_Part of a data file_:
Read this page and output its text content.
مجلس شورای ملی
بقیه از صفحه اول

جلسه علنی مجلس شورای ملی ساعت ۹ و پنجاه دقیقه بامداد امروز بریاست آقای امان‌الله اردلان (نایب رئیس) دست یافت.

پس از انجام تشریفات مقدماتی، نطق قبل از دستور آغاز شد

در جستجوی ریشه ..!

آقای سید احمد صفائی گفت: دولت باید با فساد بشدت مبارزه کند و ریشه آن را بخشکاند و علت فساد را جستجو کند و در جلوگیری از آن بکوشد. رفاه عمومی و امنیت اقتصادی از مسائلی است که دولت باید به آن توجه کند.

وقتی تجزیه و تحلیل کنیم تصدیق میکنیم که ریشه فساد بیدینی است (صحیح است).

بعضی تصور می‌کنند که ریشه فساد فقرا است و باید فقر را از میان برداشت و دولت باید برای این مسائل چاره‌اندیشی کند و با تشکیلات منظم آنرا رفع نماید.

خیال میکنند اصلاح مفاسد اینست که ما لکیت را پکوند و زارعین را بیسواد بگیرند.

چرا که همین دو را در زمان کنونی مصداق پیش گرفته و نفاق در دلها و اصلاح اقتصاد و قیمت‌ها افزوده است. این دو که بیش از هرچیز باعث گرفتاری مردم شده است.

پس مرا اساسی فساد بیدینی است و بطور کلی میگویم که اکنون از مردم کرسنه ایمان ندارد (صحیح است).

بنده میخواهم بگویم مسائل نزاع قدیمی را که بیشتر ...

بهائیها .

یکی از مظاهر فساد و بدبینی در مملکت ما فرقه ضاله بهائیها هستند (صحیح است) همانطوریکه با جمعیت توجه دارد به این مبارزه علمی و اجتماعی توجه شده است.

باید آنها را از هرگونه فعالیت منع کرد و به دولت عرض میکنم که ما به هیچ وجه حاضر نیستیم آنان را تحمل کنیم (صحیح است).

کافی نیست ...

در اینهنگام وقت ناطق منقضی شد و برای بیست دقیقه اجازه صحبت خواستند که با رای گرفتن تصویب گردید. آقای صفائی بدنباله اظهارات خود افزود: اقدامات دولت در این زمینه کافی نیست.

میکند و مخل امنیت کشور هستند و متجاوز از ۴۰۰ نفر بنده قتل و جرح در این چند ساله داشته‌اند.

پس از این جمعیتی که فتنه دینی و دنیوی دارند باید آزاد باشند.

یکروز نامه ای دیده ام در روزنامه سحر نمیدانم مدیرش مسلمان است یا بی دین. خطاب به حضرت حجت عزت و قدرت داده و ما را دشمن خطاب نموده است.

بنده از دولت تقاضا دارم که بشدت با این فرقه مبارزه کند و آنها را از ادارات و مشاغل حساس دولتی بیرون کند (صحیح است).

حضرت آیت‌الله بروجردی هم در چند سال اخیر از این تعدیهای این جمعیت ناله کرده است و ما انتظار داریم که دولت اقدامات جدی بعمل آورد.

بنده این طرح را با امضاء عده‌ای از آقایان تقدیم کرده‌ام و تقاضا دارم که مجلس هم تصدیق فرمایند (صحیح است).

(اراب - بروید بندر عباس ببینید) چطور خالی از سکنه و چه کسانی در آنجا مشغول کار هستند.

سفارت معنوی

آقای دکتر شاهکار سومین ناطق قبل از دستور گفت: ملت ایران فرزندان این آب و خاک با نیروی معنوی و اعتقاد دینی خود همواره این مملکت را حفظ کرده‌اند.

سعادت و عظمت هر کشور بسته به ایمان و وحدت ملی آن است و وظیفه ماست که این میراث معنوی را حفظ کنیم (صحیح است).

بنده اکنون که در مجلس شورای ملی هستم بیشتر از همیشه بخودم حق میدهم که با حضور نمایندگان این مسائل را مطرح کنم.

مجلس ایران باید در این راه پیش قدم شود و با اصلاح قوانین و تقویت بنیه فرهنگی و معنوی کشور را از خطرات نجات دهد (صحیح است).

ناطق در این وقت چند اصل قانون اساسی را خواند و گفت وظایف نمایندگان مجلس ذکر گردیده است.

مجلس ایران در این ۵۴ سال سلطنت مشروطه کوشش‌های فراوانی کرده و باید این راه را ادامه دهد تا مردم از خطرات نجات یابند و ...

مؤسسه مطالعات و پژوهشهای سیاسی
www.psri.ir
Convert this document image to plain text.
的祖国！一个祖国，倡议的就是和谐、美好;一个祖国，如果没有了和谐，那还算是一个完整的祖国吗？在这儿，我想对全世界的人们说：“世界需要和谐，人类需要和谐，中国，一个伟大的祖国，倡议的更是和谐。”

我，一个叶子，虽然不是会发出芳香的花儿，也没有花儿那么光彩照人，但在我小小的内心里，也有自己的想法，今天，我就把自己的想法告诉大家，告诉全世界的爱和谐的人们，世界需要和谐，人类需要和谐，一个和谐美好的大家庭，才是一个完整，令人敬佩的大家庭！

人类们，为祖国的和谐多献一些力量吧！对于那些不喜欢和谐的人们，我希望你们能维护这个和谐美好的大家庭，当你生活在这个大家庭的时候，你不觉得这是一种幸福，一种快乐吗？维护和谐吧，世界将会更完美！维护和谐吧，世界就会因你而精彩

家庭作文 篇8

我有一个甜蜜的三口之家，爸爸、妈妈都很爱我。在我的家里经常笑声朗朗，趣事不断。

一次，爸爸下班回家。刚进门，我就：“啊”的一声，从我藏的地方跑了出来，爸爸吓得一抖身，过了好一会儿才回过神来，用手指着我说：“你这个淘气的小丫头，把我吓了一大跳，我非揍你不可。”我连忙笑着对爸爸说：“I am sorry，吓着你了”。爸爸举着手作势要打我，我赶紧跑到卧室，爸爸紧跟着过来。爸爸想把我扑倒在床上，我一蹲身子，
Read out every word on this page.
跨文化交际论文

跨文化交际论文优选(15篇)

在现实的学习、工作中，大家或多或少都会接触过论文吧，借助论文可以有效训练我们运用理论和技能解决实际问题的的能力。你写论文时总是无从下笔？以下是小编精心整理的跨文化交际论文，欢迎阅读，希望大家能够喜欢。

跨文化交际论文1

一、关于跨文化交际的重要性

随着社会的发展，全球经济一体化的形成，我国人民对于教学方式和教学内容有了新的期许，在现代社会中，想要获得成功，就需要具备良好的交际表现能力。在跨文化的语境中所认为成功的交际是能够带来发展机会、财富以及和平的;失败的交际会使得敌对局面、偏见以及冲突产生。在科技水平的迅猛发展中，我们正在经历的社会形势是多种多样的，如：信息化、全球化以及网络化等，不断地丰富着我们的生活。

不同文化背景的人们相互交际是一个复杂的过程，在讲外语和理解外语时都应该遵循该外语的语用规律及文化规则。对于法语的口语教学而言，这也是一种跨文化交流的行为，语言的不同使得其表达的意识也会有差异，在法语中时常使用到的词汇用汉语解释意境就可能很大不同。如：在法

_Description of the task_:
Write every entry out again exactly.

_Complete response_:
Read this page and output its text content.
مجلس شورای ملی
بقیه از صفحه اول

جلسه علنی مجلس شورای ملی ساعت ۹ و پنجاه دقیقه بامداد امروز بریاست آقای امان‌الله اردلان (نایب رئیس) دست یافت.

پس از انجام تشریفات مقدماتی، نطق قبل از دستور آغاز شد

در جستجوی ریشه ..!

آقای سید احمد صفائی گفت: دولت باید با فساد بشدت مبارزه کند و ریشه آن را بخشکاند و علت فساد را جستجو کند و در جلوگیری از آن بکوشد. رفاه عمومی و امنیت اقتصادی از مسائلی است که دولت باید به آن توجه کند.

وقتی تجزیه و تحلیل کنیم تصدیق میکنیم که ریشه فساد بیدینی است (صحیح است).

بعضی تصور می‌کنند که ریشه فساد فقرا است و باید فقر را از میان برداشت و دولت باید برای این مسائل چاره‌اندیشی کند و با تشکیلات منظم آنرا رفع نماید.

خیال میکنند اصلاح مفاسد اینست که ما لکیت را پکوند و زارعین را بیسواد بگیرند.

چرا که همین دو را در زمان کنونی مصداق پیش گرفته و نفاق در دلها و اصلاح اقتصاد و قیمت‌ها افزوده است. این دو که بیش از هرچیز باعث گرفتاری مردم شده است.

پس مرا اساسی فساد بیدینی است و بطور کلی میگویم که اکنون از مردم کرسنه ایمان ندارد (صحیح است).

بنده میخواهم بگویم مسائل نزاع قدیمی را که بیشتر ...

بهائیها .

یکی از مظاهر فساد و بدبینی در مملکت ما فرقه ضاله بهائیها هستند (صحیح است) همانطوریکه با جمعیت توجه دارد به این مبارزه علمی و اجتماعی توجه شده است.

باید آنها را از هرگونه فعالیت منع کرد و به دولت عرض میکنم که ما به هیچ وجه حاضر نیستیم آنان را تحمل کنیم (صحیح است).

کافی نیست ...

در اینهنگام وقت ناطق منقضی شد و برای بیست دقیقه اجازه صحبت خواستند که با رای گرفتن تصویب گردید. آقای صفائی بدنباله اظهارات خود افزود: اقدامات دولت در این زمینه کافی نیست.

میکند و مخل امنیت کشور هستند و متجاوز از ۴۰۰ نفر بنده قتل و جرح در این چند ساله داشته‌اند.

پس از این جمعیتی که فتنه دینی و دنیوی دارند باید آزاد باشند.

یکروز نامه ای دیده ام در روزنامه سحر نمیدانم مدیرش مسلمان است یا بی دین. خطاب به حضرت حجت عزت و قدرت داده و ما را دشمن خطاب نموده است.

بنده از دولت تقاضا دارم که بشدت با این فرقه مبارزه کند و آنها را از ادارات و مشاغل حساس دولتی بیرون کند (صحیح است).

حضرت آیت‌الله بروجردی هم در چند سال اخیر از این تعدیهای این جمعیت ناله کرده است و ما انتظار داریم که دولت اقدامات جدی بعمل آورد.

بنده این طرح را با امضاء عده‌ای از آقایان تقدیم کرده‌ام و تقاضا دارم که مجلس هم تصدیق فرمایند (صحیح است).

(اراب - بروید بندر عباس ببینید) چطور خالی از سکنه و چه کسانی در آنجا مشغول کار هستند.

سفارت معنوی

آقای دکتر شاهکار سومین ناطق قبل از دستور گفت: ملت ایران فرزندان این آب و خاک با نیروی معنوی و اعتقاد دینی خود همواره این مملکت را حفظ کرده‌اند.

سعادت و عظمت هر کشور بسته به ایمان و وحدت ملی آن است و وظیفه ماست که این میراث معنوی را حفظ کنیم (صحیح است).

بنده اکنون که در مجلس شورای ملی هستم بیشتر از همیشه بخودم حق میدهم که با حضور نمایندگان این مسائل را مطرح کنم.

مجلس ایران باید در این راه پیش قدم شود و با اصلاح قوانین و تقویت بنیه فرهنگی و معنوی کشور را از خطرات نجات دهد (صحیح است).

ناطق در این وقت چند اصل قانون اساسی را خواند و گفت وظایف نمایندگان مجلس ذکر گردیده است.

مجلس ایران در این ۵۴ سال سلطنت مشروطه کوشش‌های فراوانی کرده و باید این راه را ادامه دهد تا مردم از خطرات نجات یابند و ...

مؤسسه مطالعات و پژوهشهای سیاسی
www.psri.ir
Convert this document image to plain text.
的祖国！一个祖国，倡议的就是和谐、美好;一个祖国，如果没有了和谐，那还算是一个完整的祖国吗？在这儿，我想对全世界的人们说：“世界需要和谐，人类需要和谐，中国，一个伟大的祖国，倡议的更是和谐。”

我，一个叶子，虽然不是会发出芳香的花儿，也没有花儿那么光彩照人，但在我小小的内心里，也有自己的想法，今天，我就把自己的想法告诉大家，告诉全世界的爱和谐的人们，世界需要和谐，人类需要和谐，一个和谐美好的大家庭，才是一个完整，令人敬佩的大家庭！

人类们，为祖国的和谐多献一些力量吧！对于那些不喜欢和谐的人们，我希望你们能维护这个和谐美好的大家庭，当你生活在这个大家庭的时候，你不觉得这是一种幸福，一种快乐吗？维护和谐吧，世界将会更完美！维护和谐吧，世界就会因你而精彩

家庭作文 篇8

我有一个甜蜜的三口之家，爸爸、妈妈都很爱我。在我的家里经常笑声朗朗，趣事不断。

一次，爸爸下班回家。刚进门，我就：“啊”的一声，从我藏的地方跑了出来，爸爸吓得一抖身，过了好一会儿才回过神来，用手指着我说：“你这个淘气的小丫头，把我吓了一大跳，我非揍你不可。”我连忙笑着对爸爸说：“I am sorry，吓着你了”。爸爸举着手作势要打我，我赶紧跑到卧室，爸爸紧跟着过来。爸爸想把我扑倒在床上，我一蹲身子，
Read out every word on this page.
跨文化交际论文

跨文化交际论文优选(15篇)

在现实的学习、工作中，大家或多或少都会接触过论文吧，借助论文可以有效训练我们运用理论和技能解决实际问题的的能力。你写论文时总是无从下笔？以下是小编精心整理的跨文化交际论文，欢迎阅读，希望大家能够喜欢。

跨文化交际论文1

一、关于跨文化交际的重要性

随着社会的发展，全球经济一体化的形成，我国人民对于教学方式和教学内容有了新的期许，在现代社会中，想要获得成功，就需要具备良好的交际表现能力。在跨文化的语境中所认为成功的交际是能够带来发展机会、财富以及和平的;失败的交际会使得敌对局面、偏见以及冲突产生。在科技水平的迅猛发展中，我们正在经历的社会形势是多种多样的，如：信息化、全球化以及网络化等，不断地丰富着我们的生活。

不同文化背景的人们相互交际是一个复杂的过程，在讲外语和理解外语时都应该遵循该外语的语用规律及文化规则。对于法语的口语教学而言，这也是一种跨文化交流的行为，语言的不同使得其表达的意识也会有差异，在法语中时常使用到的词汇用汉语解释意境就可能很大不同。如：在法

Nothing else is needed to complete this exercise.